• **WHAT THE TASK ASKS**
Pick out every line in the data below that holds "COST".

⁂

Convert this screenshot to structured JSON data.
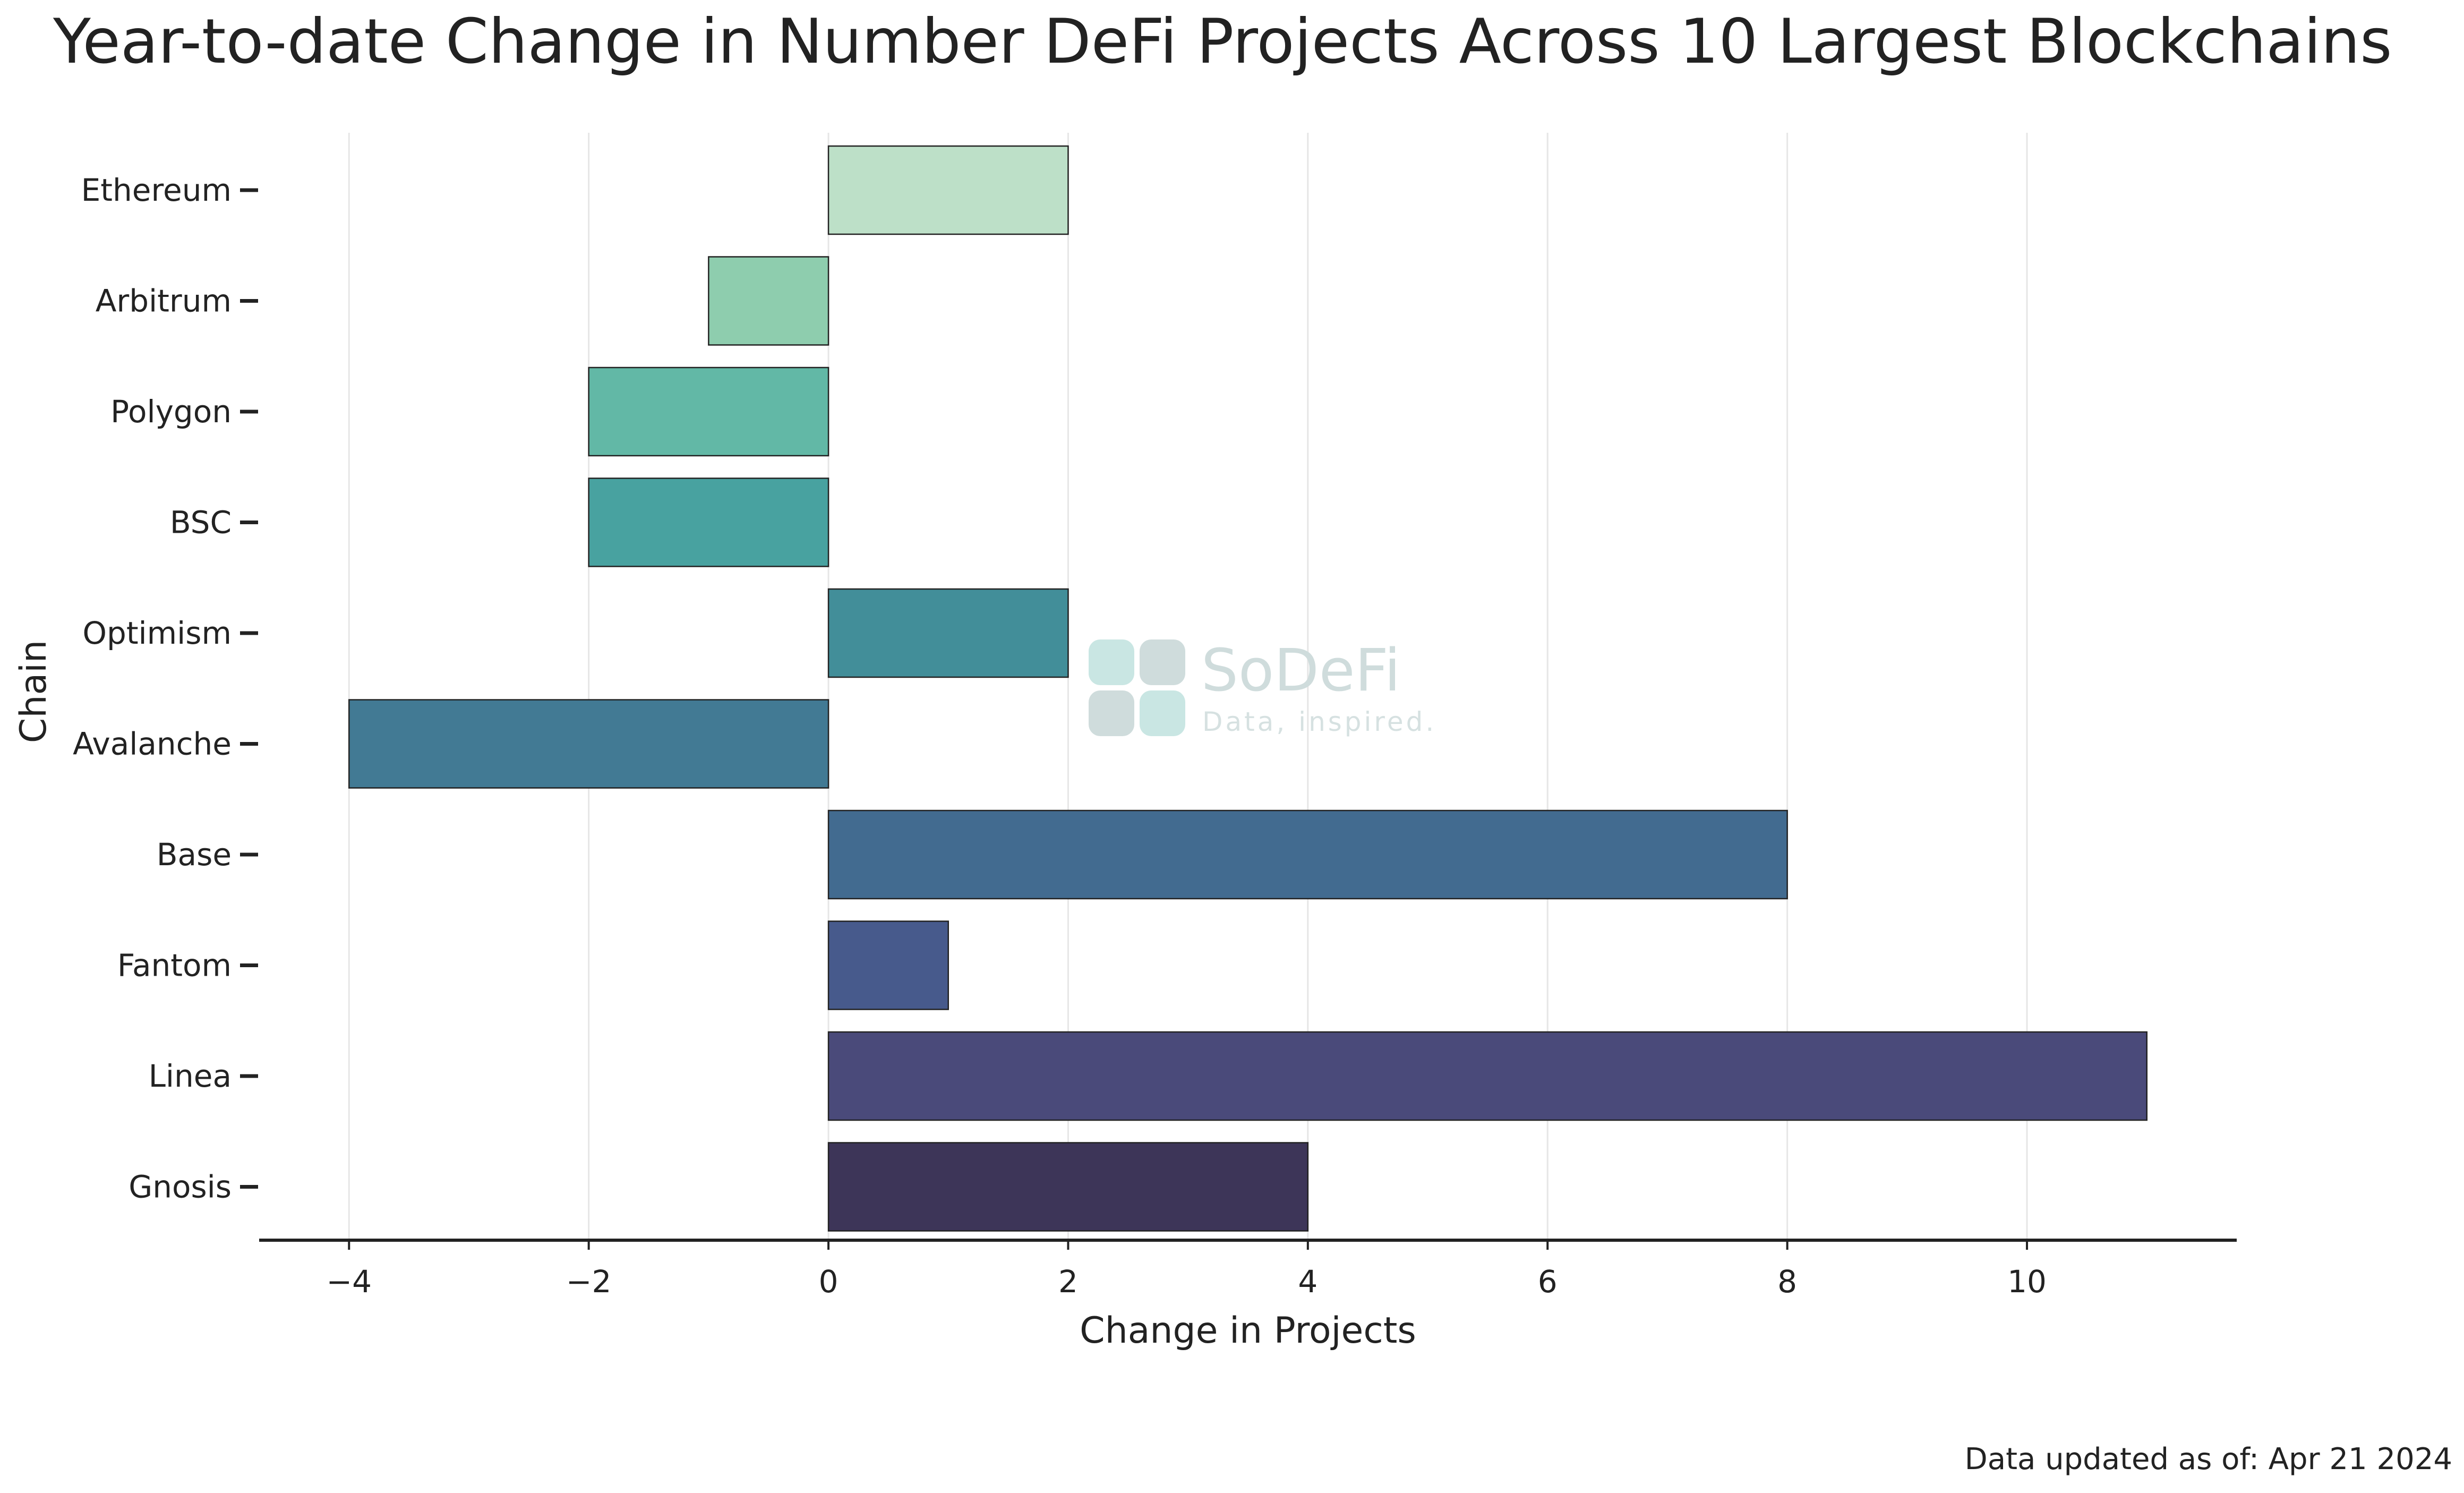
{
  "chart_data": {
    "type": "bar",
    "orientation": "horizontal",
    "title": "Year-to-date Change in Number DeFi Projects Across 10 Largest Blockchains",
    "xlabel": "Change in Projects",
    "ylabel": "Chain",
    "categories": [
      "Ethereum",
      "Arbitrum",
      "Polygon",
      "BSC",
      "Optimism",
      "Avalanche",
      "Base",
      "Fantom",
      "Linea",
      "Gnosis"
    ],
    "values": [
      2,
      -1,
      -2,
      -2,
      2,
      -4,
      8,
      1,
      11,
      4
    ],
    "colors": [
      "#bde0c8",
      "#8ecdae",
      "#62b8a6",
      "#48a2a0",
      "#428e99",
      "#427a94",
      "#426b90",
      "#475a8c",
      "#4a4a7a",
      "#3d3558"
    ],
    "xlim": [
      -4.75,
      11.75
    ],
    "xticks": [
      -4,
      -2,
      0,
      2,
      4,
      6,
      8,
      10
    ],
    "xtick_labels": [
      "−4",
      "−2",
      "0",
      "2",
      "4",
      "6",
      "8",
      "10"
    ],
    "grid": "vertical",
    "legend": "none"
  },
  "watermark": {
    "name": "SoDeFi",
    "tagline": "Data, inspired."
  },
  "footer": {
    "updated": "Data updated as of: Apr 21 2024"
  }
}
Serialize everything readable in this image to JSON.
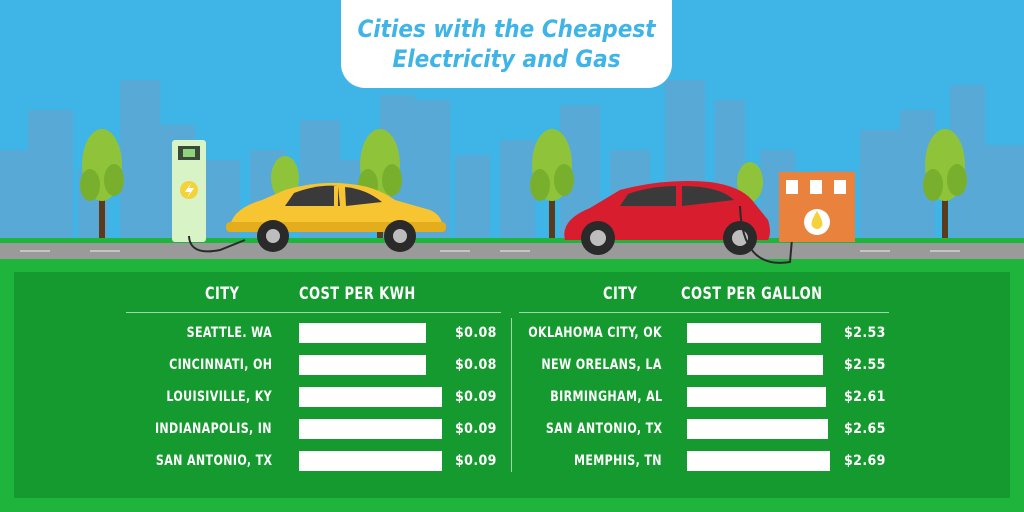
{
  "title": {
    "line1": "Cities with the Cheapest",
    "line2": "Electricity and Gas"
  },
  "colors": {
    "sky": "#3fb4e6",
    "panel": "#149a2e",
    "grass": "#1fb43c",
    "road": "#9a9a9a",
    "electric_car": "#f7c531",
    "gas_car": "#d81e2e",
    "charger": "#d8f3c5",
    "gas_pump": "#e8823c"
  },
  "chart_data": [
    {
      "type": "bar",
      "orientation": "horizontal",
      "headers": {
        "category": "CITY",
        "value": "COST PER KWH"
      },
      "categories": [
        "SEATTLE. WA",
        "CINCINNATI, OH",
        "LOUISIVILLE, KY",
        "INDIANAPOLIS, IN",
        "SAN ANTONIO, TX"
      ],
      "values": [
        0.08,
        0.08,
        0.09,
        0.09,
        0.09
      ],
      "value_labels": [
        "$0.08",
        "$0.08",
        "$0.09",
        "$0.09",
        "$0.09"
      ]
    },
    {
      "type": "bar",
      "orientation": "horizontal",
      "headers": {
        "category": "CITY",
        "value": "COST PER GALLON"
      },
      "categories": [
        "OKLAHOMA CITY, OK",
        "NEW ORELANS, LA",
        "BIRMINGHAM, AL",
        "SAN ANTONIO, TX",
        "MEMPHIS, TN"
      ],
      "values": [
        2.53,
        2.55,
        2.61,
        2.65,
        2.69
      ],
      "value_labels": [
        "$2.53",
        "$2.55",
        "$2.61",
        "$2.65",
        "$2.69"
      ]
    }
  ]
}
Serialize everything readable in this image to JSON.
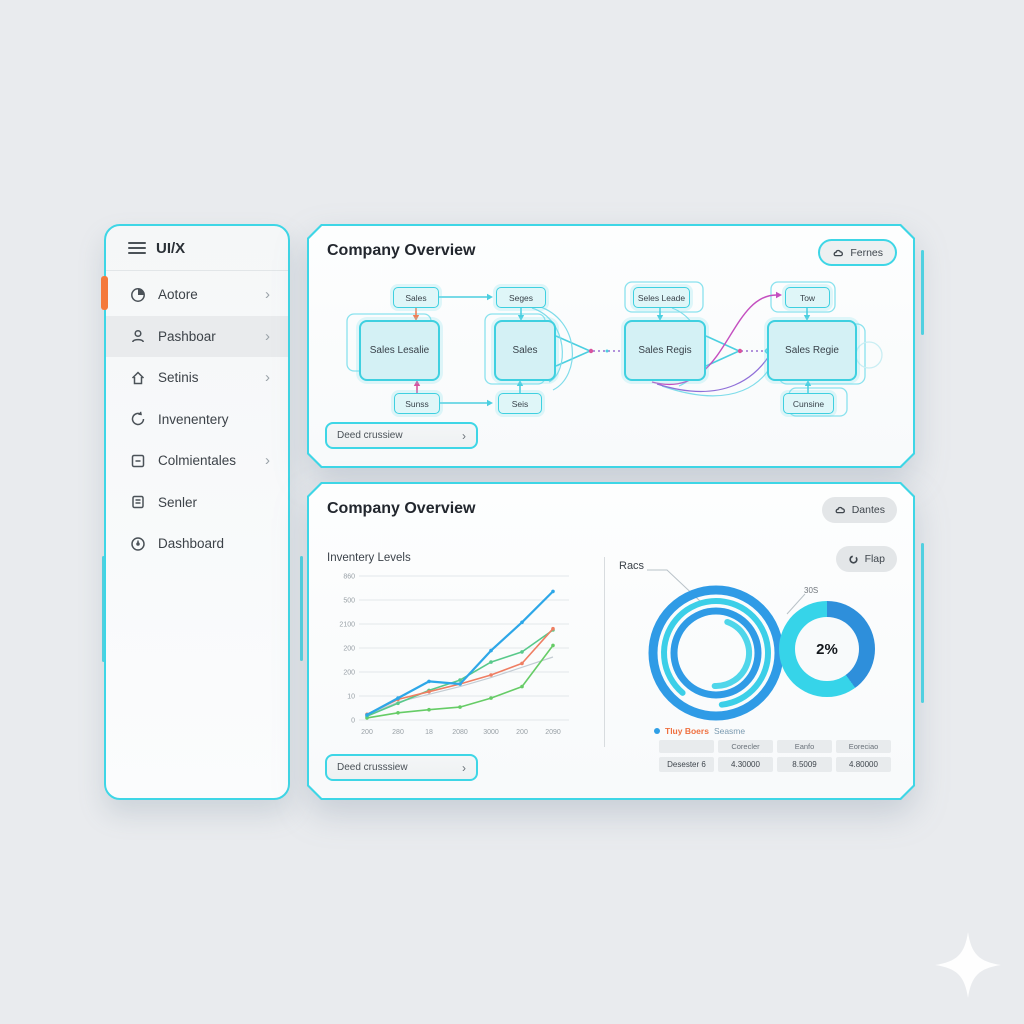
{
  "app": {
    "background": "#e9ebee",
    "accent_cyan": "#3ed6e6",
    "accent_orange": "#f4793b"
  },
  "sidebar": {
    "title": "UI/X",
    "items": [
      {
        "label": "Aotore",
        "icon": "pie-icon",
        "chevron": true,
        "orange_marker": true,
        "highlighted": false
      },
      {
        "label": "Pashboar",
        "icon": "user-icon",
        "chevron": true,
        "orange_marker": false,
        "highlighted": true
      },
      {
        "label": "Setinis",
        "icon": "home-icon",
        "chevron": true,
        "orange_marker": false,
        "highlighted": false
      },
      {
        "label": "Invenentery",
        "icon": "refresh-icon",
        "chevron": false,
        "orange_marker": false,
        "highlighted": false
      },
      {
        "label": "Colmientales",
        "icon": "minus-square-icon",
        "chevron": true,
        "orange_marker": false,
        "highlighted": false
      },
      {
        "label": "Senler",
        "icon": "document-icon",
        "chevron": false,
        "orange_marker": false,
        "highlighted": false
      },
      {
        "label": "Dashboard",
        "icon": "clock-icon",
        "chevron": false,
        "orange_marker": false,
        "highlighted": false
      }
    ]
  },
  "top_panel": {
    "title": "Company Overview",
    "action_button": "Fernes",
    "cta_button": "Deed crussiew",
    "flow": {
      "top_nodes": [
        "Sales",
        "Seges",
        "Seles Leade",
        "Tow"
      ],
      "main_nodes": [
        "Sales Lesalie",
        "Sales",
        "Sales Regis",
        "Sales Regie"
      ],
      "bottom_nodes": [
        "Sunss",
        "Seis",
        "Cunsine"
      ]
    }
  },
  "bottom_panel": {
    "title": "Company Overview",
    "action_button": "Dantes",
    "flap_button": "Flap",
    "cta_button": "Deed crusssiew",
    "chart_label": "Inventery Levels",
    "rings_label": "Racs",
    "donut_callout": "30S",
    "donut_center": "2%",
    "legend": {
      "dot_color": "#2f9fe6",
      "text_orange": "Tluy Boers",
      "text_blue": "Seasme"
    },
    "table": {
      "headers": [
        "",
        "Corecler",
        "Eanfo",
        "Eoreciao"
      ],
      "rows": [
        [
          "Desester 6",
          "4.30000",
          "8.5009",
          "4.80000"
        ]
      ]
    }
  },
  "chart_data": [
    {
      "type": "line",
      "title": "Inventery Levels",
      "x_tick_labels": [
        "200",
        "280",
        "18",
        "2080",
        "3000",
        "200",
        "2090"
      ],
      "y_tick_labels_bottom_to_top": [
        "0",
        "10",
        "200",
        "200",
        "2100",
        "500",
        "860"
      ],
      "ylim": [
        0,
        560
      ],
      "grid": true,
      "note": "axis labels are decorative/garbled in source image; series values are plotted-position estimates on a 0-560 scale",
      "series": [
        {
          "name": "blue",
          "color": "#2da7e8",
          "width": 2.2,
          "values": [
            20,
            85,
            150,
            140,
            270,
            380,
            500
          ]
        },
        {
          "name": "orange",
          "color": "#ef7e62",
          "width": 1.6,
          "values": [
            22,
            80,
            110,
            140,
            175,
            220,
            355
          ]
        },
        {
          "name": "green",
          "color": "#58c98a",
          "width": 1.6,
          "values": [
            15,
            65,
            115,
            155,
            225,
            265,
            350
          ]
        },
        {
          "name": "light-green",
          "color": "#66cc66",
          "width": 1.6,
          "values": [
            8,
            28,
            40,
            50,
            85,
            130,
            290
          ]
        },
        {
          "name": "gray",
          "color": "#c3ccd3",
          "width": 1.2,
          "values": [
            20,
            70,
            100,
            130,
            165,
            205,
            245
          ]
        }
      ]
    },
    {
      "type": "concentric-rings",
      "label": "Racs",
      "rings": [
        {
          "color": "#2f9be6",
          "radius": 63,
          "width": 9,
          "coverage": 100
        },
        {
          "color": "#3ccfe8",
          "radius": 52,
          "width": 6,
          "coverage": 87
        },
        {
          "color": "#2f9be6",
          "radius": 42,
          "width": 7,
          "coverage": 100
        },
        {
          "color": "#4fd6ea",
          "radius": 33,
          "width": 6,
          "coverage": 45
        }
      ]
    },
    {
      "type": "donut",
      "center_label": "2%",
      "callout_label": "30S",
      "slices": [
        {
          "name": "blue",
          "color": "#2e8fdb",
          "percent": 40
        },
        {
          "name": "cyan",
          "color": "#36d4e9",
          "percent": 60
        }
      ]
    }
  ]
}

⁂

• **OUTPUT BELOW**
        "value": "COST PER KWH"
        "value": "COST PER GALLON"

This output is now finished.